▶ _AIM_:
Print the whole listing exactly.

start

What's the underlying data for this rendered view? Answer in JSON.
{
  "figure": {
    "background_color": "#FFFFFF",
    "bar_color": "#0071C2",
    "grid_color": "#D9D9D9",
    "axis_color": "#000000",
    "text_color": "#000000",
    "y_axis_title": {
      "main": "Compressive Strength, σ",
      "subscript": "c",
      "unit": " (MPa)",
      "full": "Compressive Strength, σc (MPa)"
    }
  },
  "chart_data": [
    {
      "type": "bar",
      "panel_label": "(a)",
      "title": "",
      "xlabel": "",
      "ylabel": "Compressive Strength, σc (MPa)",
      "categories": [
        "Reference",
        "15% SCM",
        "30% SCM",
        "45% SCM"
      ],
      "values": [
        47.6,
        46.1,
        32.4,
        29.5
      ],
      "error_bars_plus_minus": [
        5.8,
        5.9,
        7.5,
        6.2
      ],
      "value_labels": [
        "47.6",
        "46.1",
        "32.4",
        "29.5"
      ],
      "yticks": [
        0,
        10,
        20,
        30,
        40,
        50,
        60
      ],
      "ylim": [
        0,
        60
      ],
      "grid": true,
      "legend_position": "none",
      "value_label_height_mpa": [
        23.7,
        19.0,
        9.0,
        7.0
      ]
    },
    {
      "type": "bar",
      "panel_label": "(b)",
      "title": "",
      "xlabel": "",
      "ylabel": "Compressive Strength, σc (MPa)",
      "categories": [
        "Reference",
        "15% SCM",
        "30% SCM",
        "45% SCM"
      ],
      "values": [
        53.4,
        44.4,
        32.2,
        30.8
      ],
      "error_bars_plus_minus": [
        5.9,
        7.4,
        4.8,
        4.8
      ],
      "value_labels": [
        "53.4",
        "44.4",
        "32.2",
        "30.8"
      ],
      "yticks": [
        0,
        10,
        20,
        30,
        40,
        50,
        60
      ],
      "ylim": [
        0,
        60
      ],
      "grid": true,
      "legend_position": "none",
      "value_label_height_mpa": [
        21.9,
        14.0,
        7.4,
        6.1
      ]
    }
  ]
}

end

▶ _ANSWER FOR THE TASK_:
What's the underlying data for this rendered view? Answer in JSON.
{
  "figure": {
    "background_color": "#FFFFFF",
    "bar_color": "#0071C2",
    "grid_color": "#D9D9D9",
    "axis_color": "#000000",
    "text_color": "#000000",
    "y_axis_title": {
      "main": "Compressive Strength, σ",
      "subscript": "c",
      "unit": " (MPa)",
      "full": "Compressive Strength, σc (MPa)"
    }
  },
  "chart_data": [
    {
      "type": "bar",
      "panel_label": "(a)",
      "title": "",
      "xlabel": "",
      "ylabel": "Compressive Strength, σc (MPa)",
      "categories": [
        "Reference",
        "15% SCM",
        "30% SCM",
        "45% SCM"
      ],
      "values": [
        47.6,
        46.1,
        32.4,
        29.5
      ],
      "error_bars_plus_minus": [
        5.8,
        5.9,
        7.5,
        6.2
      ],
      "value_labels": [
        "47.6",
        "46.1",
        "32.4",
        "29.5"
      ],
      "yticks": [
        0,
        10,
        20,
        30,
        40,
        50,
        60
      ],
      "ylim": [
        0,
        60
      ],
      "grid": true,
      "legend_position": "none",
      "value_label_height_mpa": [
        23.7,
        19.0,
        9.0,
        7.0
      ]
    },
    {
      "type": "bar",
      "panel_label": "(b)",
      "title": "",
      "xlabel": "",
      "ylabel": "Compressive Strength, σc (MPa)",
      "categories": [
        "Reference",
        "15% SCM",
        "30% SCM",
        "45% SCM"
      ],
      "values": [
        53.4,
        44.4,
        32.2,
        30.8
      ],
      "error_bars_plus_minus": [
        5.9,
        7.4,
        4.8,
        4.8
      ],
      "value_labels": [
        "53.4",
        "44.4",
        "32.2",
        "30.8"
      ],
      "yticks": [
        0,
        10,
        20,
        30,
        40,
        50,
        60
      ],
      "ylim": [
        0,
        60
      ],
      "grid": true,
      "legend_position": "none",
      "value_label_height_mpa": [
        21.9,
        14.0,
        7.4,
        6.1
      ]
    }
  ]
}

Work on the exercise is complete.